**THE REQUEST**
Output the lines that follow exactly as they are.

**MATERIALS PROVIDED**
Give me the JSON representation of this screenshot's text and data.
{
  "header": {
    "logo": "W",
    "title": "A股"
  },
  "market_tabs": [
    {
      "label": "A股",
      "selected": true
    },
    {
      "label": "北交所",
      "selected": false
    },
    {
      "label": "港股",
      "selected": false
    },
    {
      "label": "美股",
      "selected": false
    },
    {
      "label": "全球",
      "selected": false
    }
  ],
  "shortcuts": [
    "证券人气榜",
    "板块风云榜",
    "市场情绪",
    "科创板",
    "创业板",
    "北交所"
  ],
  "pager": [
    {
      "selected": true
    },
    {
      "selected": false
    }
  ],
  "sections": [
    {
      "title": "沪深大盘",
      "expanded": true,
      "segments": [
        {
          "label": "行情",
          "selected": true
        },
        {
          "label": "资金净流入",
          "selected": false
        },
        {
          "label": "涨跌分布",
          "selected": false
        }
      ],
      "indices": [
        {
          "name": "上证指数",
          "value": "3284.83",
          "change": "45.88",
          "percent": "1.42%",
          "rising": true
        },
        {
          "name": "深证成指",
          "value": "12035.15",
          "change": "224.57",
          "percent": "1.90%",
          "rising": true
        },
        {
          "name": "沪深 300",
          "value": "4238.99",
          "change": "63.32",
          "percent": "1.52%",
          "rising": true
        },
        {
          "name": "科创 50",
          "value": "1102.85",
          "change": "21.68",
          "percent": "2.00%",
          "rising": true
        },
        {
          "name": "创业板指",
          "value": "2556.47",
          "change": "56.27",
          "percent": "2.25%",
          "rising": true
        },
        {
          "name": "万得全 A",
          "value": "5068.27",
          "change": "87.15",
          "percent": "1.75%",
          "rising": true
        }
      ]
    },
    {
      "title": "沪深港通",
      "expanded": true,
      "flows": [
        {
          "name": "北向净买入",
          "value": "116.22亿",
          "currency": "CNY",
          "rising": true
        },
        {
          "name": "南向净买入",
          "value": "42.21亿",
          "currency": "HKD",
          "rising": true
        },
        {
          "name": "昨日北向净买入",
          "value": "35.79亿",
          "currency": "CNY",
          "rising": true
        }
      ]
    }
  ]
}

**SOLUTION TO THE EXERCISE**
Give me the JSON representation of this screenshot's text and data.
{
  "header": {
    "logo": "W",
    "title": "A股"
  },
  "market_tabs": [
    {
      "label": "A股",
      "selected": true
    },
    {
      "label": "北交所",
      "selected": false
    },
    {
      "label": "港股",
      "selected": false
    },
    {
      "label": "美股",
      "selected": false
    },
    {
      "label": "全球",
      "selected": false
    }
  ],
  "shortcuts": [
    "证券人气榜",
    "板块风云榜",
    "市场情绪",
    "科创板",
    "创业板",
    "北交所"
  ],
  "pager": [
    {
      "selected": true
    },
    {
      "selected": false
    }
  ],
  "sections": [
    {
      "title": "沪深大盘",
      "expanded": true,
      "segments": [
        {
          "label": "行情",
          "selected": true
        },
        {
          "label": "资金净流入",
          "selected": false
        },
        {
          "label": "涨跌分布",
          "selected": false
        }
      ],
      "indices": [
        {
          "name": "上证指数",
          "value": "3284.83",
          "change": "45.88",
          "percent": "1.42%",
          "rising": true
        },
        {
          "name": "深证成指",
          "value": "12035.15",
          "change": "224.57",
          "percent": "1.90%",
          "rising": true
        },
        {
          "name": "沪深 300",
          "value": "4238.99",
          "change": "63.32",
          "percent": "1.52%",
          "rising": true
        },
        {
          "name": "科创 50",
          "value": "1102.85",
          "change": "21.68",
          "percent": "2.00%",
          "rising": true
        },
        {
          "name": "创业板指",
          "value": "2556.47",
          "change": "56.27",
          "percent": "2.25%",
          "rising": true
        },
        {
          "name": "万得全 A",
          "value": "5068.27",
          "change": "87.15",
          "percent": "1.75%",
          "rising": true
        }
      ]
    },
    {
      "title": "沪深港通",
      "expanded": true,
      "flows": [
        {
          "name": "北向净买入",
          "value": "116.22亿",
          "currency": "CNY",
          "rising": true
        },
        {
          "name": "南向净买入",
          "value": "42.21亿",
          "currency": "HKD",
          "rising": true
        },
        {
          "name": "昨日北向净买入",
          "value": "35.79亿",
          "currency": "CNY",
          "rising": true
        }
      ]
    }
  ]
}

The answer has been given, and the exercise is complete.